** Start EXERCISE INPUT **

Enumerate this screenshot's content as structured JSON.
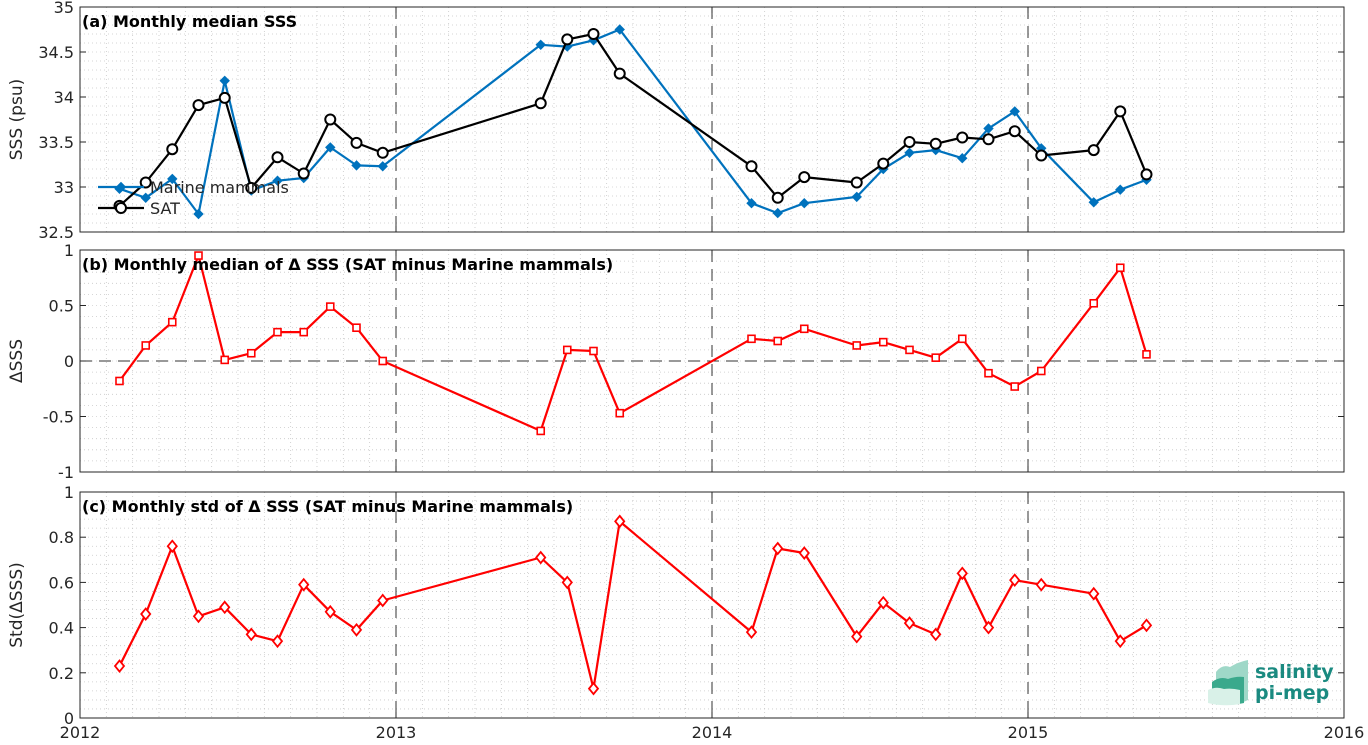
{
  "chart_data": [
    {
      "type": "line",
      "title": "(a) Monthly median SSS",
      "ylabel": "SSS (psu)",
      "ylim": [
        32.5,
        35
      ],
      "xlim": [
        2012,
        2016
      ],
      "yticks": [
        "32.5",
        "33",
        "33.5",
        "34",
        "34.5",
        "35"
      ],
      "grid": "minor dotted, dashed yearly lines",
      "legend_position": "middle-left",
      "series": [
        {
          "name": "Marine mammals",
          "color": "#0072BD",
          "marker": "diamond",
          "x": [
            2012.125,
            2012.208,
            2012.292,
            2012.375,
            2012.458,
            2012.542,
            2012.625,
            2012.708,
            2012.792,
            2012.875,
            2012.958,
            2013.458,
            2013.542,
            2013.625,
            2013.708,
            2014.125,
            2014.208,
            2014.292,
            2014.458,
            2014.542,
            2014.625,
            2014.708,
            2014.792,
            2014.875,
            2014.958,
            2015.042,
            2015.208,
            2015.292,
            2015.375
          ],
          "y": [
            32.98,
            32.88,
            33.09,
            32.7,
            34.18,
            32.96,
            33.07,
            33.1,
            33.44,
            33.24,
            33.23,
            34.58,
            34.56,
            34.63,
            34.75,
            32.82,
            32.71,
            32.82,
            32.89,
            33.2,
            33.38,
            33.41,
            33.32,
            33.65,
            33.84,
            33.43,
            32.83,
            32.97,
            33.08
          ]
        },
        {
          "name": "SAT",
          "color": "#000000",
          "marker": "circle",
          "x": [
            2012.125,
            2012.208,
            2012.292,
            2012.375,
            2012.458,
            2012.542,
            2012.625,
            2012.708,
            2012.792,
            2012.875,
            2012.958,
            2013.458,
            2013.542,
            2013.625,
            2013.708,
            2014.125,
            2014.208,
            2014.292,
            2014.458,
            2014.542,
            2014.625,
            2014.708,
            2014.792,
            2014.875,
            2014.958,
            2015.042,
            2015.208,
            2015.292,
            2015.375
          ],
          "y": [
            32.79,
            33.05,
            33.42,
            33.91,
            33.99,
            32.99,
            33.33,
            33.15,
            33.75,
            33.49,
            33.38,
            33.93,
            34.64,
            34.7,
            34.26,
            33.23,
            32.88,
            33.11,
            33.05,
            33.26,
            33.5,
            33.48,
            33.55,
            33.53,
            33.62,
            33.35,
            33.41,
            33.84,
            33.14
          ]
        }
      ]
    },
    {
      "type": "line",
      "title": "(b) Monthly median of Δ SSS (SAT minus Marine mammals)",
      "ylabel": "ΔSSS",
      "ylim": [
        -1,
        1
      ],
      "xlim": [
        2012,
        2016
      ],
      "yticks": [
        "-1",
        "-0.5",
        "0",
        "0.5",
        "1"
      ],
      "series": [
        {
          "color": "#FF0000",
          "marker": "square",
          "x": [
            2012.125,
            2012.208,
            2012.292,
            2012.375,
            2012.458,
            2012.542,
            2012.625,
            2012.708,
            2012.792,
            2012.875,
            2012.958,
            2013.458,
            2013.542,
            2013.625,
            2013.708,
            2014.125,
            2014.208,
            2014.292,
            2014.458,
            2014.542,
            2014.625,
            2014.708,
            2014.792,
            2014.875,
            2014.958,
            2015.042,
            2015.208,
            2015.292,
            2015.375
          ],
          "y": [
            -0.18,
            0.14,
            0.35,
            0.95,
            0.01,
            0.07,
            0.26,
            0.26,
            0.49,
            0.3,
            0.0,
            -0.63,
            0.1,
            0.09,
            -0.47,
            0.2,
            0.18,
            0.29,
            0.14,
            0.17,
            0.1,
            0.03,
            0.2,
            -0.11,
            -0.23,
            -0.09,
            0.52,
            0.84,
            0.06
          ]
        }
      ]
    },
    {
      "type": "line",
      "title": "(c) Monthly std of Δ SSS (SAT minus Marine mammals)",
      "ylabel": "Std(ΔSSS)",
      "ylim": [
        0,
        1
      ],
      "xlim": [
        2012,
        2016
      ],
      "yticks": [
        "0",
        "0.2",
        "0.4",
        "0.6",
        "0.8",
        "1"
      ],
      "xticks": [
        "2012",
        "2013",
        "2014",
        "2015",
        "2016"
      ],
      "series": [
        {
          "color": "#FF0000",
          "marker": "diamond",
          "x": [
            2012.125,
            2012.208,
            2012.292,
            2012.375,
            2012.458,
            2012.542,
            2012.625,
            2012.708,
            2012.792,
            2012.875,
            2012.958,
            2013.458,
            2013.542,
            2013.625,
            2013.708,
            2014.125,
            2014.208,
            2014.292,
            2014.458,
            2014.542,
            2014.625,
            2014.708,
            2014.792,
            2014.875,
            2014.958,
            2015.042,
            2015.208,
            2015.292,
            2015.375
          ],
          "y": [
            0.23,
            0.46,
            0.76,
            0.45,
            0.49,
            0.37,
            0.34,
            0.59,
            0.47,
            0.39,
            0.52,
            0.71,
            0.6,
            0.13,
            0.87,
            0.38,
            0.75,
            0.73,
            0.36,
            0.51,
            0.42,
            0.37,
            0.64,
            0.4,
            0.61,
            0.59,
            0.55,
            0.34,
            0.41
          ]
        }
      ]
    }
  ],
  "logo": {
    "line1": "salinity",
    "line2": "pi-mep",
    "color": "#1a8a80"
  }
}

** End EXERCISE INPUT **

→ WRITTEN TASK
Go over the data above and copy every line that has the word "Monthly" in it.

→ RESULT OF THIS TASK
      "title": "(a) Monthly median SSS",
      "title": "(b) Monthly median of Δ SSS (SAT minus Marine mammals)",
      "title": "(c) Monthly std of Δ SSS (SAT minus Marine mammals)",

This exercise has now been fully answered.